# What is expected:
Repeat every record below exactly, but leave out any pictures.

# Working data:
== == ==

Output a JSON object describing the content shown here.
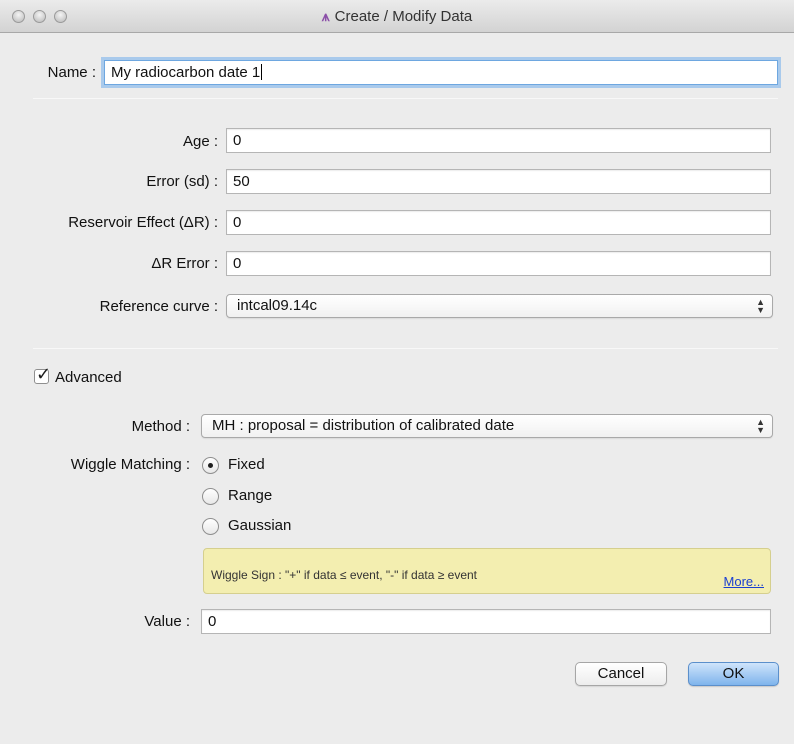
{
  "window": {
    "title": "Create / Modify Data",
    "app_icon": "app-logo-icon"
  },
  "name": {
    "label": "Name :",
    "value": "My radiocarbon date 1"
  },
  "age": {
    "label": "Age :",
    "value": "0"
  },
  "error": {
    "label": "Error (sd) :",
    "value": "50"
  },
  "reservoir": {
    "label": "Reservoir Effect (ΔR) :",
    "value": "0"
  },
  "dr_error": {
    "label": "ΔR Error :",
    "value": "0"
  },
  "reference_curve": {
    "label": "Reference curve :",
    "value": "intcal09.14c"
  },
  "advanced": {
    "label": "Advanced",
    "checked": true
  },
  "method": {
    "label": "Method :",
    "value": "MH : proposal = distribution of calibrated date"
  },
  "wiggle": {
    "label": "Wiggle Matching :",
    "options": [
      {
        "label": "Fixed",
        "selected": true
      },
      {
        "label": "Range",
        "selected": false
      },
      {
        "label": "Gaussian",
        "selected": false
      }
    ],
    "note": "Wiggle Sign : \"+\" if data ≤ event, \"-\" if data ≥ event",
    "more_link": "More..."
  },
  "value": {
    "label": "Value :",
    "value": "0"
  },
  "buttons": {
    "cancel": "Cancel",
    "ok": "OK"
  },
  "colors": {
    "ok_button": "#7fb4ec",
    "note_background": "#f3eeb0",
    "link": "#1a3fd1",
    "focus_ring": "#a9caec"
  }
}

== == ==

# Solution to this problem:
Output a JSON object describing the content shown here.
{
  "window": {
    "title": "Create / Modify Data",
    "app_icon": "app-logo-icon"
  },
  "name": {
    "label": "Name :",
    "value": "My radiocarbon date 1"
  },
  "age": {
    "label": "Age :",
    "value": "0"
  },
  "error": {
    "label": "Error (sd) :",
    "value": "50"
  },
  "reservoir": {
    "label": "Reservoir Effect (ΔR) :",
    "value": "0"
  },
  "dr_error": {
    "label": "ΔR Error :",
    "value": "0"
  },
  "reference_curve": {
    "label": "Reference curve :",
    "value": "intcal09.14c"
  },
  "advanced": {
    "label": "Advanced",
    "checked": true
  },
  "method": {
    "label": "Method :",
    "value": "MH : proposal = distribution of calibrated date"
  },
  "wiggle": {
    "label": "Wiggle Matching :",
    "options": [
      {
        "label": "Fixed",
        "selected": true
      },
      {
        "label": "Range",
        "selected": false
      },
      {
        "label": "Gaussian",
        "selected": false
      }
    ],
    "note": "Wiggle Sign : \"+\" if data ≤ event, \"-\" if data ≥ event",
    "more_link": "More..."
  },
  "value": {
    "label": "Value :",
    "value": "0"
  },
  "buttons": {
    "cancel": "Cancel",
    "ok": "OK"
  },
  "colors": {
    "ok_button": "#7fb4ec",
    "note_background": "#f3eeb0",
    "link": "#1a3fd1",
    "focus_ring": "#a9caec"
  }
}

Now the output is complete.